Text extract

....

As still another example, in a case where the allowable time T(u) derived by the derivation unit 22 is longer than the second response time T(2), the determination unit 23 includes second response information in the response content. In other words, in a case where the acquisition unit 21 acquires the second response information within the allowable time T(u), the determination unit 23 determines the response content to be response content including second response content.

For example, the following assumes a case in which the content indicated by the input information is “What is this?”. In this case, in a case where the allowable time T(u) derived by the derivation unit 22 is longer than the second response time T(2), the determination unit 23 includes, in the response content, “It is XXX. XXX is . . . ” indicated by the second response information. The execution unit 27 executes the response content that has been determined by the determination unit 23 so that “It is XXX. XXX is . . . ” is output from the speaker within the allowable time T(u).

In this configuration, in a case where the determination unit 23 refers to the input information and determines that response information generated by the first language model LM1 is inappropriate, the determination unit 23 may not input the input information into the first language model LM1.

With this configuration, the information processing apparatus 2 outputs response content including the second response information within the allowable time T(u) and thus makes it possible to output, to the user, advanced response content generated by the second language model M2 without generating any pause that makes the user feel unnatural.

Process Example 4

As yet another example, until second response information obtained by the second language model LM2 is acquired, the determination unit 23 and the execution unit 27 repeat (i) determination of response content including at least one selected from the plurality of actions AC and the first response information and (ii) execution of the response content, respectively.

For example, the following assumes a case in which the content indicated by the input information is “What is this?”. In this case, until the second response information is acquired, the determination unit 23 includes an action AC of issuing an utterance of “Hm.” in the response content, includes an action AC of tilting the head to one side in the response content, and/or includes, in the response content, “Let me check it.” which is indicated by the first response information. Until the second response information is acquired, the execution unit 27 outputs “Hm.” from the speaker, displays an image in which the digital human DH is tilting his/her head to one side, and/or outputs “Let me check it.” from the speaker.

....

Supplied information

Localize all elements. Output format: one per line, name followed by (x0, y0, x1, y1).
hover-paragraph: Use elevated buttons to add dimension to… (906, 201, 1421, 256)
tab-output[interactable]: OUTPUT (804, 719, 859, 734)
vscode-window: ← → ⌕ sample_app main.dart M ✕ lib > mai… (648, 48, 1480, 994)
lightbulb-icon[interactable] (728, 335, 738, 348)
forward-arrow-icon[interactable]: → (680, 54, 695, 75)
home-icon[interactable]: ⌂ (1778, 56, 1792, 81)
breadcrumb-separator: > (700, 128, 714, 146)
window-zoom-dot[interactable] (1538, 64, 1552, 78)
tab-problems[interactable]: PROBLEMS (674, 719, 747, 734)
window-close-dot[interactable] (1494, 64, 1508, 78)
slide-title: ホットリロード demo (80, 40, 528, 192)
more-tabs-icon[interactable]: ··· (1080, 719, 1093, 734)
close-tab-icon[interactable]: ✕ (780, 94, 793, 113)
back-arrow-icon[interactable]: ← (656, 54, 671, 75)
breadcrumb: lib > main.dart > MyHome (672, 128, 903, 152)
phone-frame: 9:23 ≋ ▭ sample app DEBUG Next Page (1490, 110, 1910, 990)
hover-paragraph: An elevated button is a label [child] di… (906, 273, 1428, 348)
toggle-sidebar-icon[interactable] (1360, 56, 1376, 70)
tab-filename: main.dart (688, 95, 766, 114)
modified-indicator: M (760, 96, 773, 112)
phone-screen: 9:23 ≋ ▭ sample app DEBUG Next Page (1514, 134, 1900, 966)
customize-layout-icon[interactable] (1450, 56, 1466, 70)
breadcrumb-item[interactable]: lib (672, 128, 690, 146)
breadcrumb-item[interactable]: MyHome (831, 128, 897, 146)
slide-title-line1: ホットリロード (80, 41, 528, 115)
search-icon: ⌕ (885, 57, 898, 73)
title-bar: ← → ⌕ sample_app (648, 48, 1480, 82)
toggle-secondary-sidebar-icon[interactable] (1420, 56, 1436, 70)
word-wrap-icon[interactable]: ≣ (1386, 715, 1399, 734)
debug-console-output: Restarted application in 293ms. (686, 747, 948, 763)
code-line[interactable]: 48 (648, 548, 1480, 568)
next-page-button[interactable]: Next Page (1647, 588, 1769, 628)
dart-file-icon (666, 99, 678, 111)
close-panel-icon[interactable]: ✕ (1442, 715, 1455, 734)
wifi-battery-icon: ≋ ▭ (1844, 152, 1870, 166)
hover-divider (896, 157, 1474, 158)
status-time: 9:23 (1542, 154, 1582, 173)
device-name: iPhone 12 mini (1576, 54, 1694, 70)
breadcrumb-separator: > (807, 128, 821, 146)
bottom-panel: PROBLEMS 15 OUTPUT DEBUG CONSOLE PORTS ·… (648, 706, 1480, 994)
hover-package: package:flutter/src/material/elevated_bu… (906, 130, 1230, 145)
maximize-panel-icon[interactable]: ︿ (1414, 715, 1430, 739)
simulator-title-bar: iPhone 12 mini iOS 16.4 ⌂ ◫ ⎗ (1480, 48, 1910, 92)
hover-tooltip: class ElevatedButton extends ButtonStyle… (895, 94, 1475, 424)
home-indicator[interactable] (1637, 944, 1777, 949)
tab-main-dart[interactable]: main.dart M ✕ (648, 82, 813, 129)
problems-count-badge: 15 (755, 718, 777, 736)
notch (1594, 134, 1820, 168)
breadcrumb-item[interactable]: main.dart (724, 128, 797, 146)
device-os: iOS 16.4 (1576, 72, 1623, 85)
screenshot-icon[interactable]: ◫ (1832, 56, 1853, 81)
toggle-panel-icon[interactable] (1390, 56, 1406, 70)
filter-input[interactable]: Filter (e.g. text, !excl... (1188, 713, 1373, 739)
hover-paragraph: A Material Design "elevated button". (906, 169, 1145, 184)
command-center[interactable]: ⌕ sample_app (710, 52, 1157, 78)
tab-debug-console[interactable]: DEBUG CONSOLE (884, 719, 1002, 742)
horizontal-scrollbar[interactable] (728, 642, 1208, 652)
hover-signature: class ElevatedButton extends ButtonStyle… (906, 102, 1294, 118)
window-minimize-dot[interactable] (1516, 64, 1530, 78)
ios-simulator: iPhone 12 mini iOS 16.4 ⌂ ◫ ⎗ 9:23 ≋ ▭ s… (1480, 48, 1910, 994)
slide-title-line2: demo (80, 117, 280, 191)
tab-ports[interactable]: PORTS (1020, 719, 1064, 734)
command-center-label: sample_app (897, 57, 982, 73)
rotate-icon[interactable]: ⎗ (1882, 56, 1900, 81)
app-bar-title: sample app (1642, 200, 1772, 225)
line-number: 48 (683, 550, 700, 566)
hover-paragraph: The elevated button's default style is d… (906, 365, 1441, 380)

....

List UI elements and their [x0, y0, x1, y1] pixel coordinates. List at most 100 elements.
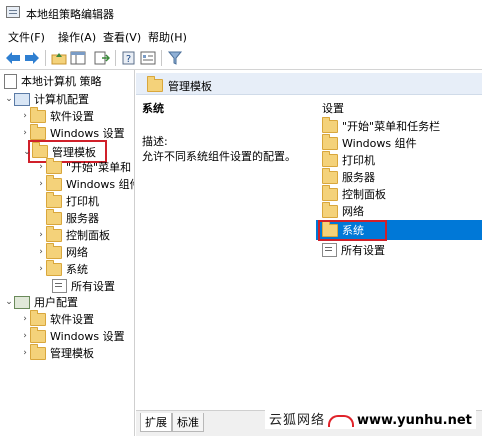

....

Problem statement
Write a continuation of the text on how the determination and execution units choose and carry out response content, starting right after its last sentence.

Response to this exercise
In this case, the execution unit 27 may execute randomly different instances of response content at predetermined time intervals (for example, at an interval of 1 second), execute the same response content at predetermined intervals a predetermined number of times, execute instances of response content in a random manner at random time intervals, or carry out a combination of these ways of the execution.

With this configuration, until advanced response content is output to the user, the information processing apparatus 2 outputs, to the user, response content including at least one selected from the actions AC and the first response information, without generating any pause that makes the user feel unnatural. Therefore, the information processing apparatus 2 makes it possible to keep the user waiting naturally until advanced response content is output to the user.

Process example 5

As further another example, the determination unit 23 refers to the input information and makes a change to the input information or makes a determination of response content.

For example, the following assumes a case in which the content indicated by the input information is “Is this?”. In this case, as an example, in a case where the determination unit 23 determines that the language model LM cannot generate response information with respect to the input information of “Is this?”, the determination unit 23 includes “What do you mean?” in response content within the allowable time T(u) in order to prompt input of insufficient information. The execution unit 27 executes the response content that has been determined by the determination unit 23 so that “What do you mean?” is output from the speaker within the allowable time T(u).

As another example, the determination unit 23 may change the input information from “Is this?” to “What is this?” and supply, to the derivation unit 22, the changed input information. As an example, the determination unit 23 changes the input information with reference to a history of information input after the determination unit 23 has prompted input of insufficient information. In this case, as described above, the determination unit 23 determines response content with reference to the allowable time T(u) and the at least one selected from the group consisting of the first response time T(1) and the second response time T(2) which has been derived by the derivation unit 22.

In addition, the determination unit 23 may be configured to identify the number of users and acquire input information according to the identified number of users. For example, the determination unit 23 refers to an image output by the camera and identifies the number of users from the image. Then, in a case where the number of users is one, the determination unit 23 refers to input information acquired from one user. On the other hand, in a case where the number of users is two or more, the determination unit 23 may acquire input information from each of the two or more users. For example, after having acquired the input information from one user, the determination unit 23 may cause the execution unit 27 to issue an utterance of “Do you have any other questions?” in order to acquire input information from other user.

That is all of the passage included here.